Return exactly the lines from the one bearing "OCR this image." through the last, and no others. Pictures must be left out.

>> start Exercise materials

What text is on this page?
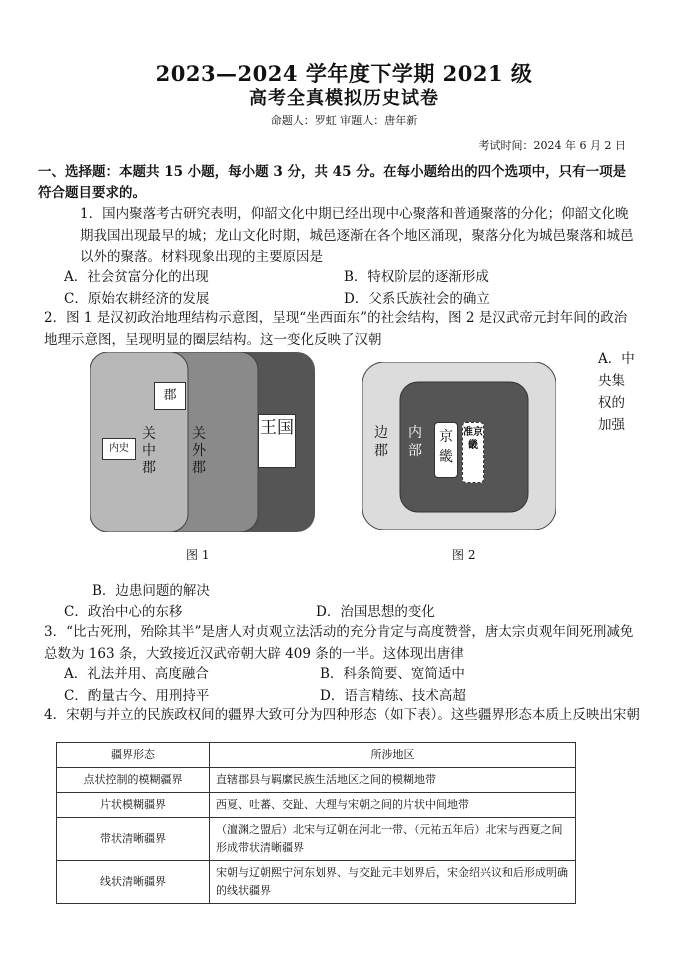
2023—2024 学年度下学期 2021 级
高考全真模拟历史试卷
命题人：罗虹 审题人：唐年新
考试时间：2024 年 6 月 2 日
一、选择题：本题共 15 小题，每小题 3 分，共 45 分。在每小题给出的四个选项中，只有一项是符合题目要求的。
1．国内聚落考古研究表明，仰韶文化中期已经出现中心聚落和普通聚落的分化；仰韶文化晚期我国出现最早的城；龙山文化时期，城邑逐渐在各个地区涌现，聚落分化为城邑聚落和城邑以外的聚落。材料现象出现的主要原因是
A．社会贫富分化的出现	B．特权阶层的逐渐形成
C．原始农耕经济的发展	D．父系氏族社会的确立
2．图 1 是汉初政治地理结构示意图，呈现“坐西面东”的社会结构，图 2 是汉武帝元封年间的政治地理示意图，呈现明显的圈层结构。这一变化反映了汉朝
郡
内史
关中郡
关外郡
王国
图 1
边郡
内部
京畿
准京畿
图 2
A．中央集权的加强
B．边患问题的解决
C．政治中心的东移	D．治国思想的变化
3．“比古死刑，殆除其半”是唐人对贞观立法活动的充分肯定与高度赞誉，唐太宗贞观年间死刑减免总数为 163 条，大致接近汉武帝朝大辟 409 条的一半。这体现出唐律
A．礼法并用、高度融合	B．科条简要、宽简适中
C．酌量古今、用刑持平	D．语言精练、技术高超
4．宋朝与并立的民族政权间的疆界大致可分为四种形态（如下表）。这些疆界形态本质上反映出宋朝
疆界形态	所涉地区
点状控制的模糊疆界	直辖郡县与羁縻民族生活地区之间的模糊地带
片状模糊疆界	西夏、吐蕃、交趾、大理与宋朝之间的片状中间地带
带状清晰疆界	（澶渊之盟后）北宋与辽朝在河北一带、（元祐五年后）北宋与西夏之间形成带状清晰疆界
线状清晰疆界	宋朝与辽朝熙宁河东划界、与交趾元丰划界后，宋金绍兴议和后形成明确的线状疆界
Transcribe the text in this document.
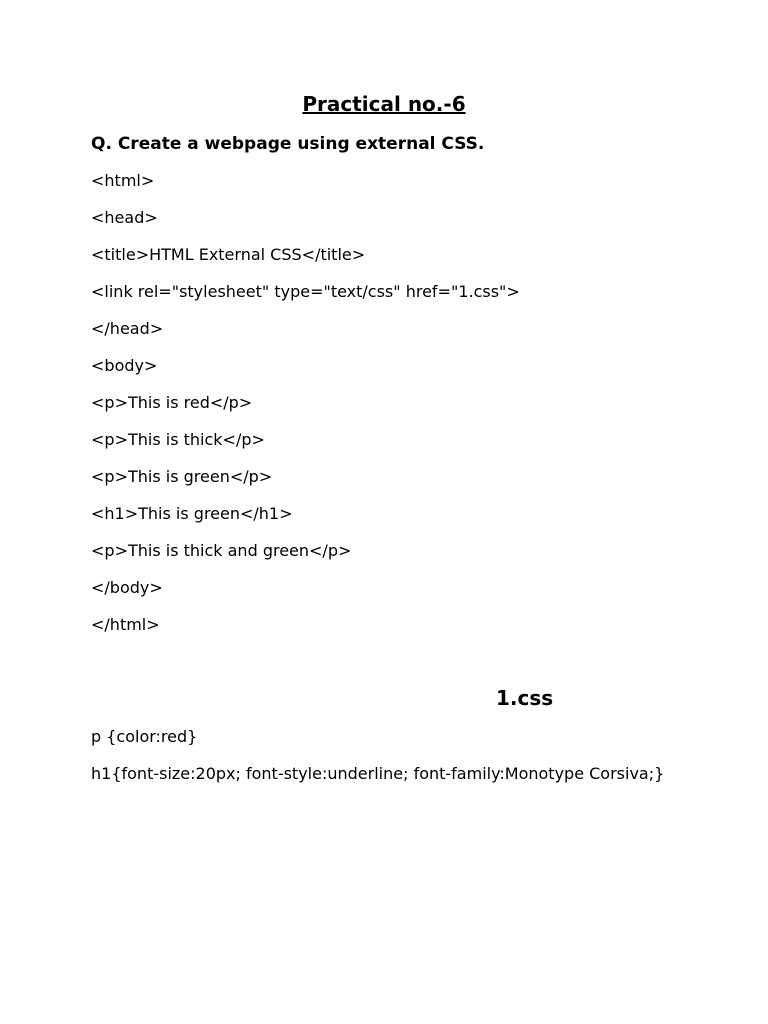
Practical no.-6
Q. Create a webpage using external CSS.
<html>
<head>
<title>HTML External CSS</title>
<link rel="stylesheet" type="text/css" href="1.css">
</head>
<body>
<p>This is red</p>
<p>This is thick</p>
<p>This is green</p>
<h1>This is green</h1>
<p>This is thick and green</p>
</body>
</html>
1.css

p {color:red}

h1{font-size:20px; font-style:underline; font-family:Monotype Corsiva;}
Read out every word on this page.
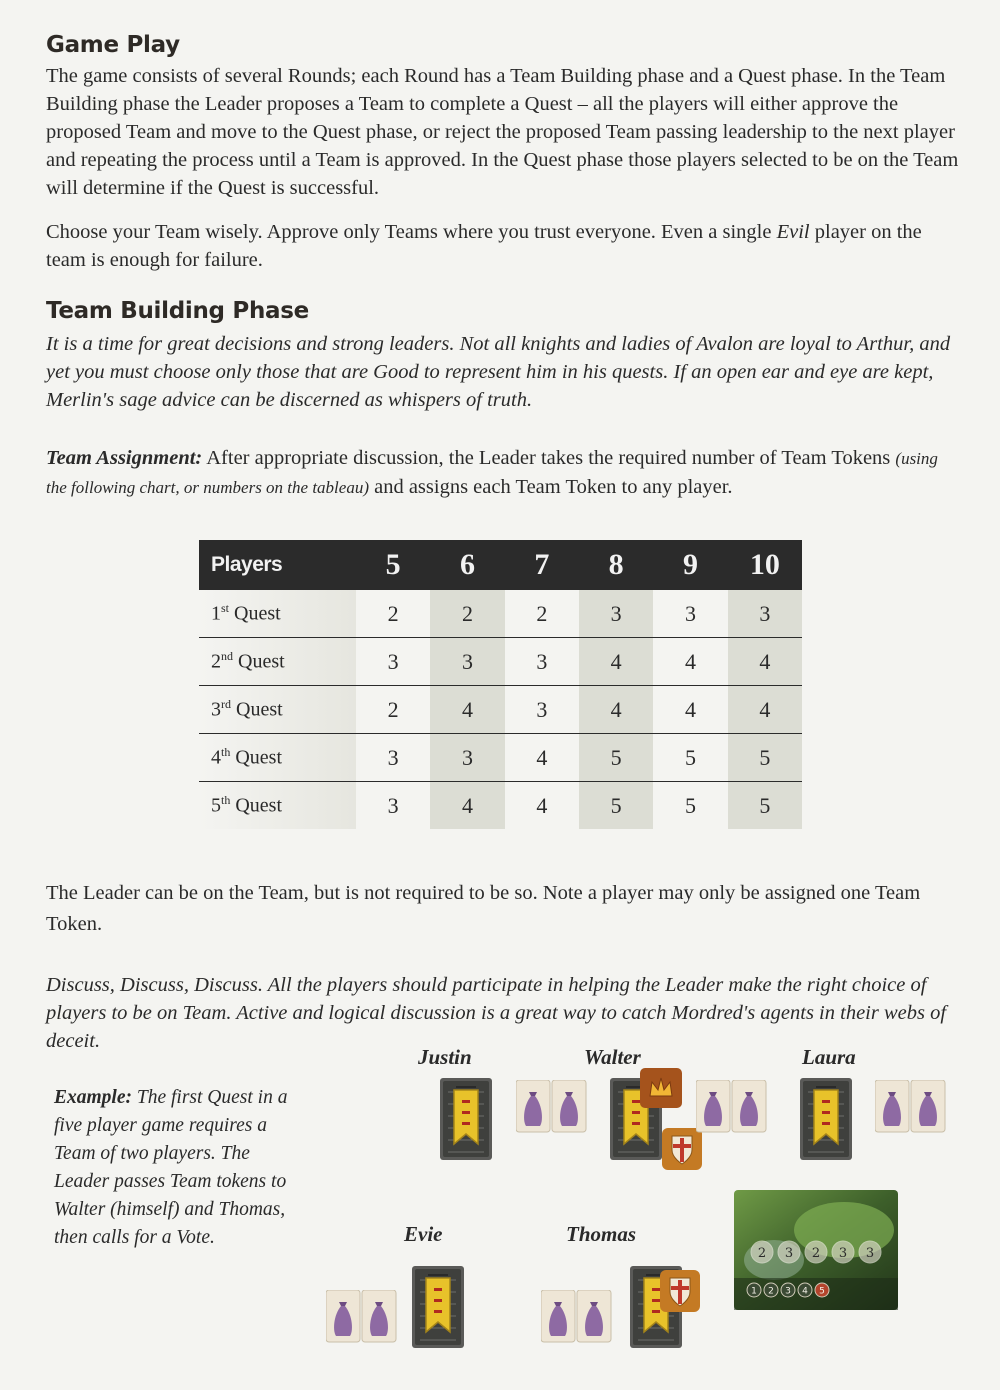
Game Play

The game consists of several Rounds; each Round has a Team Building phase and a Quest phase. In the Team Building phase the Leader proposes a Team to complete a Quest – all the players will either approve the proposed Team and move to the Quest phase, or reject the proposed Team passing leadership to the next player and repeating the process until a Team is approved. In the Quest phase those players selected to be on the Team will determine if the Quest is successful.

Choose your Team wisely. Approve only Teams where you trust everyone. Even a single Evil player on the team is enough for failure.

Team Building Phase

It is a time for great decisions and strong leaders. Not all knights and ladies of Avalon are loyal to Arthur, and yet you must choose only those that are Good to represent him in his quests. If an open ear and eye are kept, Merlin's sage advice can be discerned as whispers of truth.

Team Assignment: After appropriate discussion, the Leader takes the required number of Team Tokens (using the following chart, or numbers on the tableau) and assigns each Team Token to any player.

Players	5	6	7	8	9	10
1st Quest	2	2	2	3	3	3
2nd Quest	3	3	3	4	4	4
3rd Quest	2	4	3	4	4	4
4th Quest	3	3	4	5	5	5
5th Quest	3	4	4	5	5	5

The Leader can be on the Team, but is not required to be so. Note a player may only be assigned one Team Token.

Discuss, Discuss, Discuss. All the players should participate in helping the Leader make the right choice of players to be on Team. Active and logical discussion is a great way to catch Mordred's agents in their webs of deceit.

Example: The first Quest in a five player game requires a Team of two players. The Leader passes Team tokens to Walter (himself) and Thomas, then calls for a Vote.

Justin	Walter	Laura
Evie	Thomas
2 3 2 3 3
1 2 3 4 5
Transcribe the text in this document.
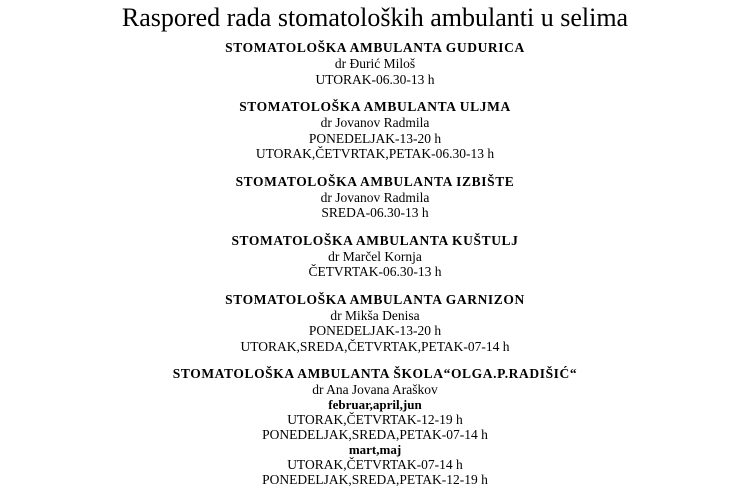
Raspored rada stomatoloških ambulanti u selima
STOMATOLOŠKA AMBULANTA GUDURICA
dr Đurić Miloš
UTORAK-06.30-13 h
STOMATOLOŠKA AMBULANTA ULJMA
dr Jovanov Radmila
PONEDELJAK-13-20 h
UTORAK,ČETVRTAK,PETAK-06.30-13 h
STOMATOLOŠKA AMBULANTA IZBIŠTE
dr Jovanov Radmila
SREDA-06.30-13 h
STOMATOLOŠKA AMBULANTA KUŠTULJ
dr Marčel Kornja
ČETVRTAK-06.30-13 h
STOMATOLOŠKA AMBULANTA GARNIZON
dr Mikša Denisa
PONEDELJAK-13-20 h
UTORAK,SREDA,ČETVRTAK,PETAK-07-14 h
STOMATOLOŠKA AMBULANTA ŠKOLA“OLGA.P.RADIŠIĆ“
dr Ana Jovana Araškov
februar,april,jun
UTORAK,ČETVRTAK-12-19 h
PONEDELJAK,SREDA,PETAK-07-14 h
mart,maj
UTORAK,ČETVRTAK-07-14 h
PONEDELJAK,SREDA,PETAK-12-19 h
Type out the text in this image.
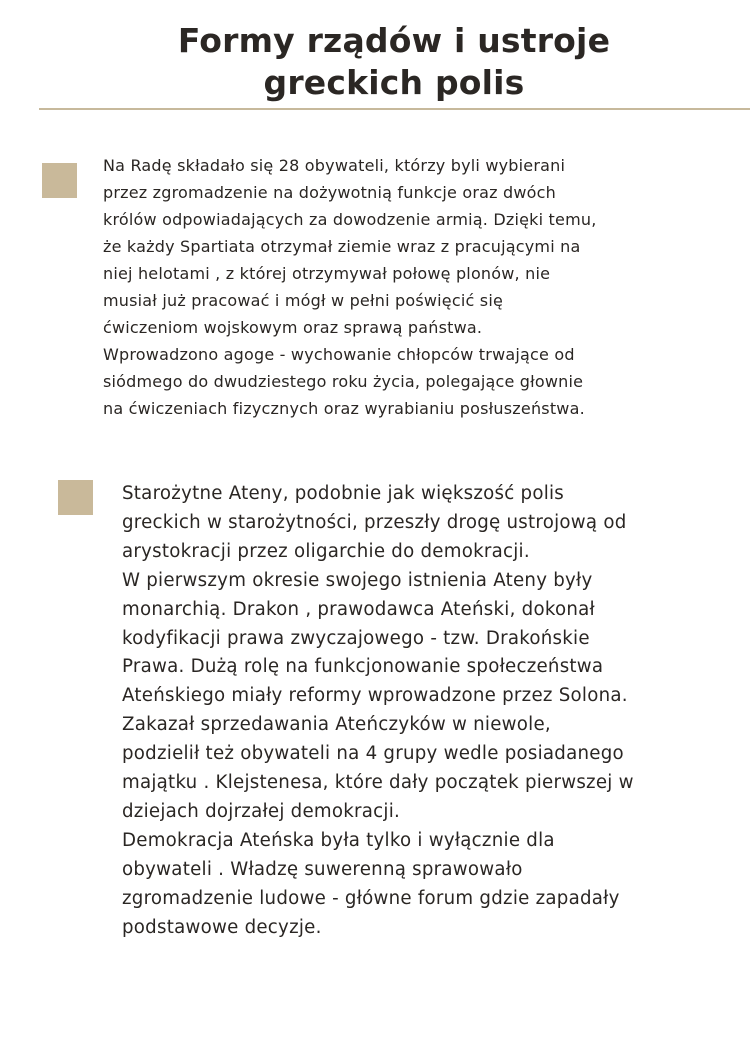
Formy rządów i ustroje
greckich polis

Na Radę składało się 28 obywateli, którzy byli wybierani
przez zgromadzenie na dożywotnią funkcje oraz dwóch
królów odpowiadających za dowodzenie armią. Dzięki temu,
że każdy Spartiata otrzymał ziemie wraz z pracującymi na
niej helotami , z której otrzymywał połowę plonów, nie
musiał już pracować i mógł w pełni poświęcić się
ćwiczeniom wojskowym oraz sprawą państwa.
Wprowadzono agoge - wychowanie chłopców trwające od
siódmego do dwudziestego roku życia, polegające głownie
na ćwiczeniach fizycznych oraz wyrabianiu posłuszeństwa.

Starożytne Ateny, podobnie jak większość polis
greckich w starożytności, przeszły drogę ustrojową od
arystokracji przez oligarchie do demokracji.
W pierwszym okresie swojego istnienia Ateny były
monarchią. Drakon , prawodawca Ateński, dokonał
kodyfikacji prawa zwyczajowego - tzw. Drakońskie
Prawa. Dużą rolę na funkcjonowanie społeczeństwa
Ateńskiego miały reformy wprowadzone przez Solona.
Zakazał sprzedawania Ateńczyków w niewole,
podzielił też obywateli na 4 grupy wedle posiadanego
majątku . Klejstenesa, które dały początek pierwszej w
dziejach dojrzałej demokracji.
Demokracja Ateńska była tylko i wyłącznie dla
obywateli . Władzę suwerenną sprawowało
zgromadzenie ludowe - główne forum gdzie zapadały
podstawowe decyzje.
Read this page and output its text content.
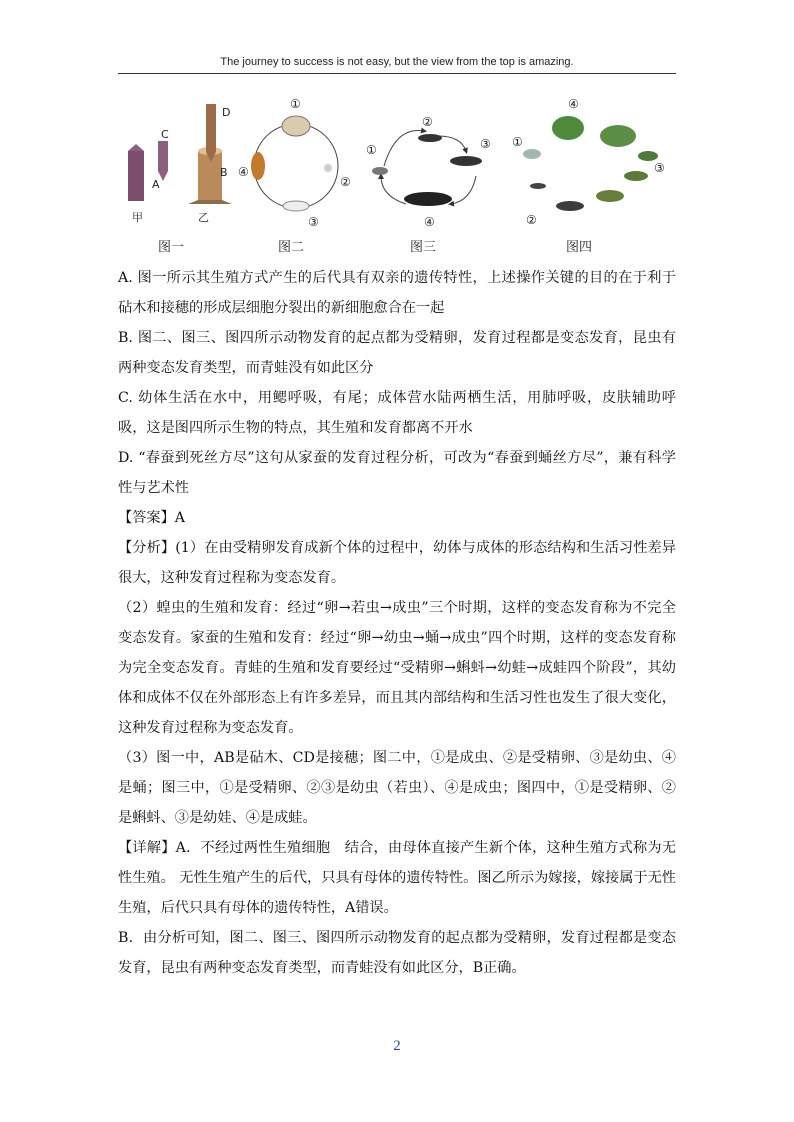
The journey to success is not easy, but the view from the top is amazing.
C
A
D
B
甲	乙
图一
①
②
③
④
图二
①
②
③
④
图三
④
①
②
③
图四

A. 图一所示其生殖方式产生的后代具有双亲的遗传特性，上述操作关键的目的在于利于砧木和接穗的形成层细胞分裂出的新细胞愈合在一起

B. 图二、图三、图四所示动物发育的起点都为受精卵，发育过程都是变态发育，昆虫有两种变态发育类型，而青蛙没有如此区分

C. 幼体生活在水中，用鳃呼吸，有尾；成体营水陆两栖生活，用肺呼吸，皮肤辅助呼吸，这是图四所示生物的特点，其生殖和发育都离不开水

D. “春蚕到死丝方尽”这句从家蚕的发育过程分析，可改为“春蚕到蛹丝方尽”，兼有科学性与艺术性

【答案】A

【分析】(1）在由受精卵发育成新个体的过程中，幼体与成体的形态结构和生活习性差异很大，这种发育过程称为变态发育。

（2）蝗虫的生殖和发育：经过“卵→若虫→成虫”三个时期，这样的变态发育称为不完全变态发育。家蚕的生殖和发育：经过“卵→幼虫→蛹→成虫”四个时期，这样的变态发育称为完全变态发育。青蛙的生殖和发育要经过“受精卵→蝌蚪→幼蛙→成蛙四个阶段”，其幼体和成体不仅在外部形态上有许多差异，而且其内部结构和生活习性也发生了很大变化，这种发育过程称为变态发育。

（3）图一中，AB是砧木、CD是接穗；图二中，①是成虫、②是受精卵、③是幼虫、④是蛹；图三中，①是受精卵、②③是幼虫（若虫）、④是成虫；图四中，①是受精卵、②是蝌蚪、③是幼娃、④是成蛙。

【详解】A．不经过两性生殖细胞　结合，由母体直接产生新个体，这种生殖方式称为无性生殖。 无性生殖产生的后代，只具有母体的遗传特性。图乙所示为嫁接，嫁接属于无性生殖，后代只具有母体的遗传特性，A错误。

B．由分析可知，图二、图三、图四所示动物发育的起点都为受精卵，发育过程都是变态发育，昆虫有两种变态发育类型，而青蛙没有如此区分，B正确。

2
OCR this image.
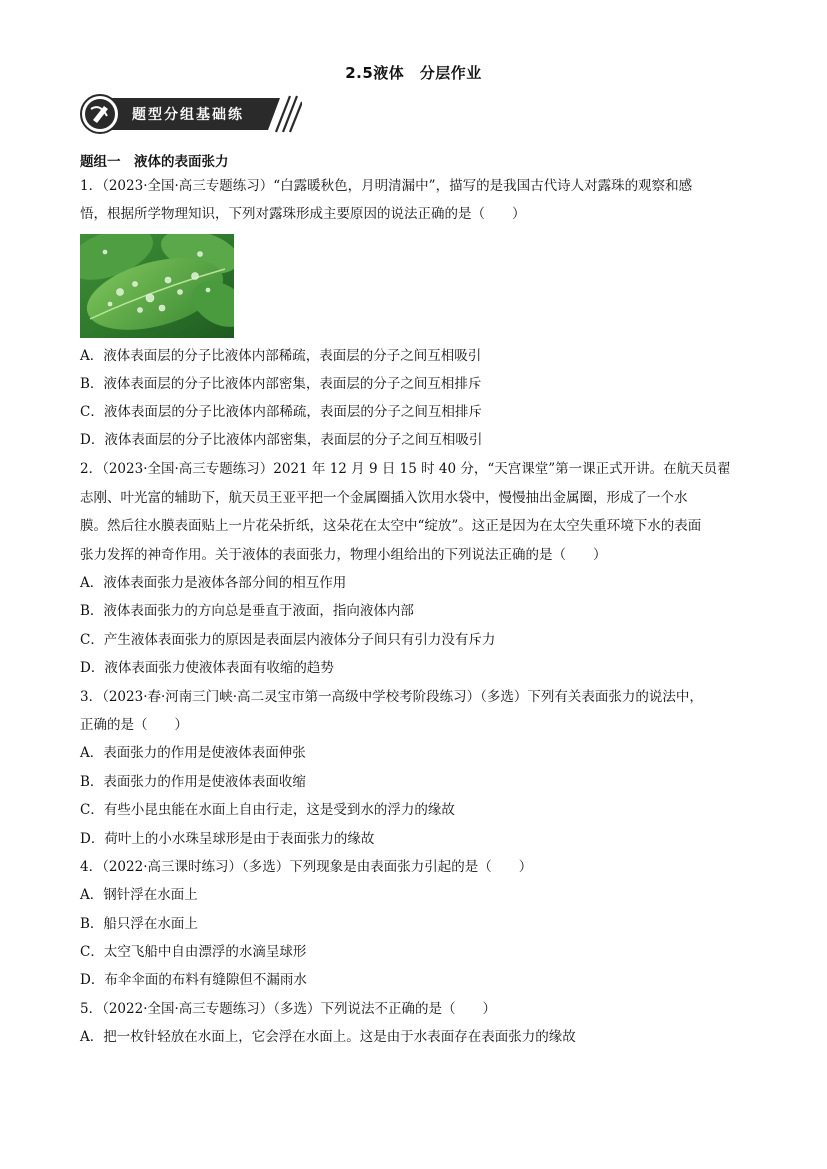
2.5液体　分层作业
题型分组基础练
题组一　液体的表面张力
1．（2023·全国·高三专题练习）“白露暖秋色，月明清漏中”，描写的是我国古代诗人对露珠的观察和感
悟，根据所学物理知识，下列对露珠形成主要原因的说法正确的是（　　）
A．液体表面层的分子比液体内部稀疏，表面层的分子之间互相吸引
B．液体表面层的分子比液体内部密集，表面层的分子之间互相排斥
C．液体表面层的分子比液体内部稀疏，表面层的分子之间互相排斥
D．液体表面层的分子比液体内部密集，表面层的分子之间互相吸引
2．（2023·全国·高三专题练习）2021 年 12 月 9 日 15 时 40 分，“天宫课堂”第一课正式开讲。在航天员翟
志刚、叶光富的辅助下，航天员王亚平把一个金属圈插入饮用水袋中，慢慢抽出金属圈，形成了一个水
膜。然后往水膜表面贴上一片花朵折纸，这朵花在太空中“绽放”。这正是因为在太空失重环境下水的表面
张力发挥的神奇作用。关于液体的表面张力，物理小组给出的下列说法正确的是（　　）
A．液体表面张力是液体各部分间的相互作用
B．液体表面张力的方向总是垂直于液面，指向液体内部
C．产生液体表面张力的原因是表面层内液体分子间只有引力没有斥力
D．液体表面张力使液体表面有收缩的趋势
3．（2023·春·河南三门峡·高二灵宝市第一高级中学校考阶段练习）（多选）下列有关表面张力的说法中，
正确的是（　　）
A．表面张力的作用是使液体表面伸张
B．表面张力的作用是使液体表面收缩
C．有些小昆虫能在水面上自由行走，这是受到水的浮力的缘故
D．荷叶上的小水珠呈球形是由于表面张力的缘故
4．（2022·高三课时练习）（多选）下列现象是由表面张力引起的是（　　）
A．钢针浮在水面上
B．船只浮在水面上
C．太空飞船中自由漂浮的水滴呈球形
D．布伞伞面的布料有缝隙但不漏雨水
5．（2022·全国·高三专题练习）（多选）下列说法不正确的是（　　）
A．把一枚针轻放在水面上，它会浮在水面上。这是由于水表面存在表面张力的缘故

>> end Exercise materials

#### Completed exercise
OCR this image.
2.5液体　分层作业
题型分组基础练
题组一　液体的表面张力
1．（2023·全国·高三专题练习）“白露暖秋色，月明清漏中”，描写的是我国古代诗人对露珠的观察和感
悟，根据所学物理知识，下列对露珠形成主要原因的说法正确的是（　　）
A．液体表面层的分子比液体内部稀疏，表面层的分子之间互相吸引
B．液体表面层的分子比液体内部密集，表面层的分子之间互相排斥
C．液体表面层的分子比液体内部稀疏，表面层的分子之间互相排斥
D．液体表面层的分子比液体内部密集，表面层的分子之间互相吸引
2．（2023·全国·高三专题练习）2021 年 12 月 9 日 15 时 40 分，“天宫课堂”第一课正式开讲。在航天员翟
志刚、叶光富的辅助下，航天员王亚平把一个金属圈插入饮用水袋中，慢慢抽出金属圈，形成了一个水
膜。然后往水膜表面贴上一片花朵折纸，这朵花在太空中“绽放”。这正是因为在太空失重环境下水的表面
张力发挥的神奇作用。关于液体的表面张力，物理小组给出的下列说法正确的是（　　）
A．液体表面张力是液体各部分间的相互作用
B．液体表面张力的方向总是垂直于液面，指向液体内部
C．产生液体表面张力的原因是表面层内液体分子间只有引力没有斥力
D．液体表面张力使液体表面有收缩的趋势
3．（2023·春·河南三门峡·高二灵宝市第一高级中学校考阶段练习）（多选）下列有关表面张力的说法中，
正确的是（　　）
A．表面张力的作用是使液体表面伸张
B．表面张力的作用是使液体表面收缩
C．有些小昆虫能在水面上自由行走，这是受到水的浮力的缘故
D．荷叶上的小水珠呈球形是由于表面张力的缘故
4．（2022·高三课时练习）（多选）下列现象是由表面张力引起的是（　　）
A．钢针浮在水面上
B．船只浮在水面上
C．太空飞船中自由漂浮的水滴呈球形
D．布伞伞面的布料有缝隙但不漏雨水
5．（2022·全国·高三专题练习）（多选）下列说法不正确的是（　　）
A．把一枚针轻放在水面上，它会浮在水面上。这是由于水表面存在表面张力的缘故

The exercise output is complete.